-- start Data listing --
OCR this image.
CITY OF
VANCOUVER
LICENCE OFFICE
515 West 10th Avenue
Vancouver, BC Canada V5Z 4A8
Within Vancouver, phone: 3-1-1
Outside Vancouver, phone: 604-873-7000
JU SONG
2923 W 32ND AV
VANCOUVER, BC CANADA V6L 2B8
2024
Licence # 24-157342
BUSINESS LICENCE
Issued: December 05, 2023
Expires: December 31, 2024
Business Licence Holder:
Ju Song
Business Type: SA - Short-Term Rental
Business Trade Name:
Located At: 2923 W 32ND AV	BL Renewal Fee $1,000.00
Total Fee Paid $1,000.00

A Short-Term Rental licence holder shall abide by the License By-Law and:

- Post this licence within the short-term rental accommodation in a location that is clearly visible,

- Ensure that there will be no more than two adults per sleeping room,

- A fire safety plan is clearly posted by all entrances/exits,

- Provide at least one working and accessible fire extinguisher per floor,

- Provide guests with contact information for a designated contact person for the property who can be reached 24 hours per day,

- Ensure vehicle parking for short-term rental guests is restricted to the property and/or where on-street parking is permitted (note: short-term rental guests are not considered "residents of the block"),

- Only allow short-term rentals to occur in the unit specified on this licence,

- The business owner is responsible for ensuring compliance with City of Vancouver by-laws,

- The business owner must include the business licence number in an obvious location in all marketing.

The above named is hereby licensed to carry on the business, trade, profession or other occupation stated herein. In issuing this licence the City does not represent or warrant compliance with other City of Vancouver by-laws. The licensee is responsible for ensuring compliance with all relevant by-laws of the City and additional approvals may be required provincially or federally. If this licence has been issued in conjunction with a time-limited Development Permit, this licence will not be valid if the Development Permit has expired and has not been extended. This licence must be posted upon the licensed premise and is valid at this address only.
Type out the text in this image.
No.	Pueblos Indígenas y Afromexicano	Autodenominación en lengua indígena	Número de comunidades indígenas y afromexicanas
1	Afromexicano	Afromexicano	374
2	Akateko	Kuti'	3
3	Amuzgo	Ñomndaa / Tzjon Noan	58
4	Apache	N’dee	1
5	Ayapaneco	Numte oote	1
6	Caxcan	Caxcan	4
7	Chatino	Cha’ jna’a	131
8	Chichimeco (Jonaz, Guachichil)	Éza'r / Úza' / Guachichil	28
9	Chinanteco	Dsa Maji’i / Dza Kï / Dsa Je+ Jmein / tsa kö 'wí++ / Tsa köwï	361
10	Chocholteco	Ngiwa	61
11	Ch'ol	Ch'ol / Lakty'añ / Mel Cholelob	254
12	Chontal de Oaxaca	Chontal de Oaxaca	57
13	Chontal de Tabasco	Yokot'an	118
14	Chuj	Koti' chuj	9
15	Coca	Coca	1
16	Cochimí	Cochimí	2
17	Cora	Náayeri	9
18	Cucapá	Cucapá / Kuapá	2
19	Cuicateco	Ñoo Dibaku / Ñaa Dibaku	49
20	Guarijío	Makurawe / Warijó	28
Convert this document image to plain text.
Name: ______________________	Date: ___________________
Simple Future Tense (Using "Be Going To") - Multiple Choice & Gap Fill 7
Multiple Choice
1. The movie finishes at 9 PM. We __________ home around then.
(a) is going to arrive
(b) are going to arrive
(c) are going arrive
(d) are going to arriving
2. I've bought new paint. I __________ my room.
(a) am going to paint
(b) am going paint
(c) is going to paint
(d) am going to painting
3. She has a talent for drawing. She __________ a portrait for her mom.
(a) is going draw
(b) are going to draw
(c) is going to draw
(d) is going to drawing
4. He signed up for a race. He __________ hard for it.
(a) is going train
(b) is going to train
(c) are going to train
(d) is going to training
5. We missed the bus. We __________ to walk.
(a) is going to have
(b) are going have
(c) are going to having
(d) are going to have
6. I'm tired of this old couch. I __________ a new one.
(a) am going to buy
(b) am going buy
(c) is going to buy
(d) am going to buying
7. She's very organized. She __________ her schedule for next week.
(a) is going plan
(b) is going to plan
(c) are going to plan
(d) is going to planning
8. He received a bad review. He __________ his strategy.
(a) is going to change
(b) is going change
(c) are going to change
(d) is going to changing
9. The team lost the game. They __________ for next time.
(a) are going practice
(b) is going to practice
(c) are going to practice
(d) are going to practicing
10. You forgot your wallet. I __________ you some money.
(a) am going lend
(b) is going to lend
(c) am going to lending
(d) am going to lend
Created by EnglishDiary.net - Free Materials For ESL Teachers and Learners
-- end Data listing --
Exercise task.
From the records above, please extract every line and repeat it exactly.

Right answer.
OCR this image.
CITY OF
VANCOUVER
LICENCE OFFICE
515 West 10th Avenue
Vancouver, BC Canada V5Z 4A8
Within Vancouver, phone: 3-1-1
Outside Vancouver, phone: 604-873-7000
JU SONG
2923 W 32ND AV
VANCOUVER, BC CANADA V6L 2B8
2024
Licence # 24-157342
BUSINESS LICENCE
Issued: December 05, 2023
Expires: December 31, 2024
Business Licence Holder:
Ju Song
Business Type: SA - Short-Term Rental
Business Trade Name:
Located At: 2923 W 32ND AV	BL Renewal Fee $1,000.00
Total Fee Paid $1,000.00

A Short-Term Rental licence holder shall abide by the License By-Law and:

- Post this licence within the short-term rental accommodation in a location that is clearly visible,

- Ensure that there will be no more than two adults per sleeping room,

- A fire safety plan is clearly posted by all entrances/exits,

- Provide at least one working and accessible fire extinguisher per floor,

- Provide guests with contact information for a designated contact person for the property who can be reached 24 hours per day,

- Ensure vehicle parking for short-term rental guests is restricted to the property and/or where on-street parking is permitted (note: short-term rental guests are not considered "residents of the block"),

- Only allow short-term rentals to occur in the unit specified on this licence,

- The business owner is responsible for ensuring compliance with City of Vancouver by-laws,

- The business owner must include the business licence number in an obvious location in all marketing.

The above named is hereby licensed to carry on the business, trade, profession or other occupation stated herein. In issuing this licence the City does not represent or warrant compliance with other City of Vancouver by-laws. The licensee is responsible for ensuring compliance with all relevant by-laws of the City and additional approvals may be required provincially or federally. If this licence has been issued in conjunction with a time-limited Development Permit, this licence will not be valid if the Development Permit has expired and has not been extended. This licence must be posted upon the licensed premise and is valid at this address only.
Type out the text in this image.
No.	Pueblos Indígenas y Afromexicano	Autodenominación en lengua indígena	Número de comunidades indígenas y afromexicanas
1	Afromexicano	Afromexicano	374
2	Akateko	Kuti'	3
3	Amuzgo	Ñomndaa / Tzjon Noan	58
4	Apache	N’dee	1
5	Ayapaneco	Numte oote	1
6	Caxcan	Caxcan	4
7	Chatino	Cha’ jna’a	131
8	Chichimeco (Jonaz, Guachichil)	Éza'r / Úza' / Guachichil	28
9	Chinanteco	Dsa Maji’i / Dza Kï / Dsa Je+ Jmein / tsa kö 'wí++ / Tsa köwï	361
10	Chocholteco	Ngiwa	61
11	Ch'ol	Ch'ol / Lakty'añ / Mel Cholelob	254
12	Chontal de Oaxaca	Chontal de Oaxaca	57
13	Chontal de Tabasco	Yokot'an	118
14	Chuj	Koti' chuj	9
15	Coca	Coca	1
16	Cochimí	Cochimí	2
17	Cora	Náayeri	9
18	Cucapá	Cucapá / Kuapá	2
19	Cuicateco	Ñoo Dibaku / Ñaa Dibaku	49
20	Guarijío	Makurawe / Warijó	28
Convert this document image to plain text.
Name: ______________________	Date: ___________________
Simple Future Tense (Using "Be Going To") - Multiple Choice & Gap Fill 7
Multiple Choice
1. The movie finishes at 9 PM. We __________ home around then.
(a) is going to arrive
(b) are going to arrive
(c) are going arrive
(d) are going to arriving
2. I've bought new paint. I __________ my room.
(a) am going to paint
(b) am going paint
(c) is going to paint
(d) am going to painting
3. She has a talent for drawing. She __________ a portrait for her mom.
(a) is going draw
(b) are going to draw
(c) is going to draw
(d) is going to drawing
4. He signed up for a race. He __________ hard for it.
(a) is going train
(b) is going to train
(c) are going to train
(d) is going to training
5. We missed the bus. We __________ to walk.
(a) is going to have
(b) are going have
(c) are going to having
(d) are going to have
6. I'm tired of this old couch. I __________ a new one.
(a) am going to buy
(b) am going buy
(c) is going to buy
(d) am going to buying
7. She's very organized. She __________ her schedule for next week.
(a) is going plan
(b) is going to plan
(c) are going to plan
(d) is going to planning
8. He received a bad review. He __________ his strategy.
(a) is going to change
(b) is going change
(c) are going to change
(d) is going to changing
9. The team lost the game. They __________ for next time.
(a) are going practice
(b) is going to practice
(c) are going to practice
(d) are going to practicing
10. You forgot your wallet. I __________ you some money.
(a) am going lend
(b) is going to lend
(c) am going to lending
(d) am going to lend
Created by EnglishDiary.net - Free Materials For ESL Teachers and Learners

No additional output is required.